* _Goal_
Extract all lines that hold the string "питомников".

* _Stored entries_
★ ★ ★
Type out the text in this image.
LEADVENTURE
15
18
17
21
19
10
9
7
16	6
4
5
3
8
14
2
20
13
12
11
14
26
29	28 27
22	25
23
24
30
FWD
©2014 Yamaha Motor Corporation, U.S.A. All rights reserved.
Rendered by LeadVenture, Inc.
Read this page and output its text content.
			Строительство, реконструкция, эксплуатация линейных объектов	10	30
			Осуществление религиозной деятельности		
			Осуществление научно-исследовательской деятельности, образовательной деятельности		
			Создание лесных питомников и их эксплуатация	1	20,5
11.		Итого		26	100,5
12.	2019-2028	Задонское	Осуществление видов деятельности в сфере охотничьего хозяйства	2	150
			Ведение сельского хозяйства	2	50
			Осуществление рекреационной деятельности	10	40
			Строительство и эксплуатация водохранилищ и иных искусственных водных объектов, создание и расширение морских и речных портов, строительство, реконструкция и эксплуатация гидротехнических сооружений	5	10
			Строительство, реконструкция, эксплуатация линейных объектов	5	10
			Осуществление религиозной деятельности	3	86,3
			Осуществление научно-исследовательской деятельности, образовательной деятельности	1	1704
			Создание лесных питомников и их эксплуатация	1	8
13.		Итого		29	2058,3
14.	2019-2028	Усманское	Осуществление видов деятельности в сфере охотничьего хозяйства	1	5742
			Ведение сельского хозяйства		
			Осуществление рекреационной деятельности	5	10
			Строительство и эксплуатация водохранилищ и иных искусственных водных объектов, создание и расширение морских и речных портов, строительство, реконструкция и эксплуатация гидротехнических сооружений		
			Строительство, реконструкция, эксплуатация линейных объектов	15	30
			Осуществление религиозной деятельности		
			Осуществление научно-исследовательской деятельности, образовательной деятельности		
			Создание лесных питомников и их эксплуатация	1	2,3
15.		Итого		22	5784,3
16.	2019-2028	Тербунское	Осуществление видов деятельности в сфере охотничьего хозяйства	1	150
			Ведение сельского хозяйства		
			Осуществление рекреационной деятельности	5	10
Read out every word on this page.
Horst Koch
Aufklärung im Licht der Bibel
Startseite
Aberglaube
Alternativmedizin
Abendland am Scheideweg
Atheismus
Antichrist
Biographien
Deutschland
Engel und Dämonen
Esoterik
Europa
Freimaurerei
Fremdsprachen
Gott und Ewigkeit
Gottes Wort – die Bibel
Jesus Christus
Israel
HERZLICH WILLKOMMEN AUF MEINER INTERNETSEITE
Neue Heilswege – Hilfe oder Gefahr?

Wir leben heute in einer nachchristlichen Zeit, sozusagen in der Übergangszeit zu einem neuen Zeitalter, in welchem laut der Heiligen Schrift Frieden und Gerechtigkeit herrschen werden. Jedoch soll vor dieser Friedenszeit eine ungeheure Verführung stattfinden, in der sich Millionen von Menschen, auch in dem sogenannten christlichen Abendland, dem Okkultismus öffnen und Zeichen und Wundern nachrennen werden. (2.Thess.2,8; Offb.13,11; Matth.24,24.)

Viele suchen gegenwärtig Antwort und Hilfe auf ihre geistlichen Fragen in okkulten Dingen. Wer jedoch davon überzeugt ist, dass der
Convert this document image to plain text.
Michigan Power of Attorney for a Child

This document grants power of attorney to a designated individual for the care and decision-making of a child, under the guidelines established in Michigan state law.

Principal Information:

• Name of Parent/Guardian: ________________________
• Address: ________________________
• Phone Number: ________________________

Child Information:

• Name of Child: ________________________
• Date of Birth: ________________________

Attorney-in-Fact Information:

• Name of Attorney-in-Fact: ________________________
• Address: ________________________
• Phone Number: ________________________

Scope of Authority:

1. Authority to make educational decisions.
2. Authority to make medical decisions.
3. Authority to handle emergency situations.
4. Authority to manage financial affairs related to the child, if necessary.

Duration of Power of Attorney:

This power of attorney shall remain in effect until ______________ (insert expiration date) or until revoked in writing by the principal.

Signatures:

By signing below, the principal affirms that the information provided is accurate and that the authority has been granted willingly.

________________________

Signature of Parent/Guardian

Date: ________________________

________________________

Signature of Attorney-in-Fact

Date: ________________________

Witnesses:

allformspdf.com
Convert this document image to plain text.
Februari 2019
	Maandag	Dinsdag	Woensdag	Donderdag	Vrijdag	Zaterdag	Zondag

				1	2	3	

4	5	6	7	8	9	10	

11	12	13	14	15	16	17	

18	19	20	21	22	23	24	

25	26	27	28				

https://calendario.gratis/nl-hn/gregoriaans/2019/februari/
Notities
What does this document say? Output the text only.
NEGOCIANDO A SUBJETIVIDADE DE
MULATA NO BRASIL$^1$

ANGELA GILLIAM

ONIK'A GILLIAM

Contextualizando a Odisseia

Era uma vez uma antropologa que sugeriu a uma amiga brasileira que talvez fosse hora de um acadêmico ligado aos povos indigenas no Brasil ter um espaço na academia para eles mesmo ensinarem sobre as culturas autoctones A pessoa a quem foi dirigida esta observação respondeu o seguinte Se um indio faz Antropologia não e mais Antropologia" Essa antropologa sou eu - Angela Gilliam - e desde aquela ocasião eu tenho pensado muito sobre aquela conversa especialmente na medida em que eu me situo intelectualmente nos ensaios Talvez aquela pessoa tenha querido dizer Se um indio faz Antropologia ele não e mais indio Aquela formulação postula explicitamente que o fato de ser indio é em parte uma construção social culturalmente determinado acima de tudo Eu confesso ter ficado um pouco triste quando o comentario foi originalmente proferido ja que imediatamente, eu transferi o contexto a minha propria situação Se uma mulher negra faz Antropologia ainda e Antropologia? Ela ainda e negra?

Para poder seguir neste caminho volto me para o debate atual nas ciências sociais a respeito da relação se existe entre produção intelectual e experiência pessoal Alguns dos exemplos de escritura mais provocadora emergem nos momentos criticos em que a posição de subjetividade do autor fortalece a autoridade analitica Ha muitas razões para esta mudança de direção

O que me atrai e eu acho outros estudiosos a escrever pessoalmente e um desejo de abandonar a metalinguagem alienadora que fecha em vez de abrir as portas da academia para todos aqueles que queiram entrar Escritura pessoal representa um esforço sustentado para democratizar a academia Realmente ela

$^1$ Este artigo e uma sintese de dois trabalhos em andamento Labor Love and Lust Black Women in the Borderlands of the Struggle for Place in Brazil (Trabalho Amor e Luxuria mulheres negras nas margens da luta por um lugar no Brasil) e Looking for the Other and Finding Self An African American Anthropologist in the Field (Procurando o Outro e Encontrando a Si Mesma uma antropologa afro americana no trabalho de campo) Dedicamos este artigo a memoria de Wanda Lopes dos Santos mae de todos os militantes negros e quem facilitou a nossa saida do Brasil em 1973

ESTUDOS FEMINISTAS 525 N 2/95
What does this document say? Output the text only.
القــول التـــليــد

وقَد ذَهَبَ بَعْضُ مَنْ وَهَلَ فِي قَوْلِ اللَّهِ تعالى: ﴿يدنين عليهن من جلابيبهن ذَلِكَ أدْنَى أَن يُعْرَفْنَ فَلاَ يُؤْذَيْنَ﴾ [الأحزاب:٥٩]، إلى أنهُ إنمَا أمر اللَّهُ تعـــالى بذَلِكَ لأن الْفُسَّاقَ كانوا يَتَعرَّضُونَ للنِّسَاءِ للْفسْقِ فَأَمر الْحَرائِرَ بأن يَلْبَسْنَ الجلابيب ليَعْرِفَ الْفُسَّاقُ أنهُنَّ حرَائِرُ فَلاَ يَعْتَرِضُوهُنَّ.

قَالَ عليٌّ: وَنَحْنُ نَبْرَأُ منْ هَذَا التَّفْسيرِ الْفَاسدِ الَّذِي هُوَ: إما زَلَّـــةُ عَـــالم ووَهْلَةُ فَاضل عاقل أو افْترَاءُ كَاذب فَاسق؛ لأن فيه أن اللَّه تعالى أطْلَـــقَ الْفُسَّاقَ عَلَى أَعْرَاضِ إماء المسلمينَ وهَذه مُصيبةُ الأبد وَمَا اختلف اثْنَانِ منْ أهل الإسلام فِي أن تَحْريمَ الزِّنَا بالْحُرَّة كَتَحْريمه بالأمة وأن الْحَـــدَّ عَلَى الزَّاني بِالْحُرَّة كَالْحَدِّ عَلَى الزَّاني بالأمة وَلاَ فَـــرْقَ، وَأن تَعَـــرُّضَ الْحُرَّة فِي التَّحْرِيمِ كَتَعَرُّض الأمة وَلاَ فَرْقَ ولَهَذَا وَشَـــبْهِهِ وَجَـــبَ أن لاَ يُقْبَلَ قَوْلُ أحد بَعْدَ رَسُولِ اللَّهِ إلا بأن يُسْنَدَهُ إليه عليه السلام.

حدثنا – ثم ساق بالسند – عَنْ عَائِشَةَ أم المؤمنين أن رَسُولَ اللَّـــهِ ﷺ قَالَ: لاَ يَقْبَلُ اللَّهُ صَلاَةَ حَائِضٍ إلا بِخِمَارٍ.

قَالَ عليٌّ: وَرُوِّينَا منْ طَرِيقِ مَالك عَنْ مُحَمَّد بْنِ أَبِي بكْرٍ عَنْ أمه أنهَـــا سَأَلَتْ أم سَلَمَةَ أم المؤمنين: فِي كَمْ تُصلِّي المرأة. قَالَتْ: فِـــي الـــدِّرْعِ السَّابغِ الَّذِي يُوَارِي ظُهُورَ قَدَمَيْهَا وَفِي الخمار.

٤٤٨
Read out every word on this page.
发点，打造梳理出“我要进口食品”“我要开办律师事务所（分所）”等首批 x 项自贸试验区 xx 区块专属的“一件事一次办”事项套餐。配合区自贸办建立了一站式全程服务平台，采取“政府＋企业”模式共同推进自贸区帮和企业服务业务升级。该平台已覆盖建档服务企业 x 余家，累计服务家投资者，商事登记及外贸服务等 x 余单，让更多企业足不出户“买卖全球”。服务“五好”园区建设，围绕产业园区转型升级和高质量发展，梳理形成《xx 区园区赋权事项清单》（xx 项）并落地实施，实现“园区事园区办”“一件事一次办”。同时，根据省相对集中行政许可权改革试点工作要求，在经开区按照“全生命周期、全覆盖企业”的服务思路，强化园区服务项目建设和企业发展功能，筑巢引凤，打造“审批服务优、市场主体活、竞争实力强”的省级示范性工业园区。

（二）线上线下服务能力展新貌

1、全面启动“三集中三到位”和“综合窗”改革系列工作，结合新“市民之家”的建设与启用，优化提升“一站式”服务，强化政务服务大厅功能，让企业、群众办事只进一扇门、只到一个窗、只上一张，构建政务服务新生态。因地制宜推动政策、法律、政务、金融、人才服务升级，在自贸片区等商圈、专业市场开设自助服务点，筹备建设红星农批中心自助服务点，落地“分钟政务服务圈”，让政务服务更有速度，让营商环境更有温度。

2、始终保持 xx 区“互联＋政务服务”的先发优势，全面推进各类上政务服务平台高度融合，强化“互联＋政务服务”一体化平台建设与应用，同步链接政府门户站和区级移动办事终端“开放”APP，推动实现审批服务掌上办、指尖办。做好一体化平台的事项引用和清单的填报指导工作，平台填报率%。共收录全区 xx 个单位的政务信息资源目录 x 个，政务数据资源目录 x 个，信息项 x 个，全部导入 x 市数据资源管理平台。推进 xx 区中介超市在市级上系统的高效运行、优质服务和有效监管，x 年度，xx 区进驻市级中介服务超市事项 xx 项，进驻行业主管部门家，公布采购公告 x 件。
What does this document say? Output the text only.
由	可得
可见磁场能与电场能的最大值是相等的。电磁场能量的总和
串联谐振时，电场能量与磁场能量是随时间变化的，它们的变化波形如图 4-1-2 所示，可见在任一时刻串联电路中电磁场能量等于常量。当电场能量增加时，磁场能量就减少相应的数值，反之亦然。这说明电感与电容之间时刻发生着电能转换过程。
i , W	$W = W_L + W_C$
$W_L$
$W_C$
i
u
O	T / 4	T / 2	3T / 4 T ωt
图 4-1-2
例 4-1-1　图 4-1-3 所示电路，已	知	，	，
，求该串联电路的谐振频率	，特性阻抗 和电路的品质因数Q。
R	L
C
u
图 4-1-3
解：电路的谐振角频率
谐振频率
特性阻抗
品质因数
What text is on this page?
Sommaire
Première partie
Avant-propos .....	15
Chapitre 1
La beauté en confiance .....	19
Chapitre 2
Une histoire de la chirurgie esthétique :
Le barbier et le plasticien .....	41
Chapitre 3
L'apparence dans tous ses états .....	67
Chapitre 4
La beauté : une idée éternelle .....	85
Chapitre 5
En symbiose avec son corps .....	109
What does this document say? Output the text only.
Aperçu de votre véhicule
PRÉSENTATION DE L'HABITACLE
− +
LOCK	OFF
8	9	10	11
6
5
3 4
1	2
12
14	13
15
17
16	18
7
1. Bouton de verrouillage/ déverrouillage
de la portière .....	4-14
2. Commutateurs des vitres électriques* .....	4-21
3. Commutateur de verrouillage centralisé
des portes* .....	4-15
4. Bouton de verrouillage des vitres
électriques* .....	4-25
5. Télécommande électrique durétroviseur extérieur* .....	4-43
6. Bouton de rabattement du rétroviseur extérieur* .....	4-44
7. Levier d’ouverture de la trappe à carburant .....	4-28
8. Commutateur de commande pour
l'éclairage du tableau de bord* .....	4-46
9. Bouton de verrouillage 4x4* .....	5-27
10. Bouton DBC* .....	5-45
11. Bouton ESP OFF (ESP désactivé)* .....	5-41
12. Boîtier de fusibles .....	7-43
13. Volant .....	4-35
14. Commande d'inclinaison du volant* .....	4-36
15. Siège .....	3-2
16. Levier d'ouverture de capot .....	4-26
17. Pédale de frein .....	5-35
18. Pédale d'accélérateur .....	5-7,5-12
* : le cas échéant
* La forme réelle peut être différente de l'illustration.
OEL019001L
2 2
★ ★ ★
* _Completed task_
			Создание лесных питомников и их эксплуатация	1	20,5
			Создание лесных питомников и их эксплуатация	1	8
			Создание лесных питомников и их эксплуатация	1	2,3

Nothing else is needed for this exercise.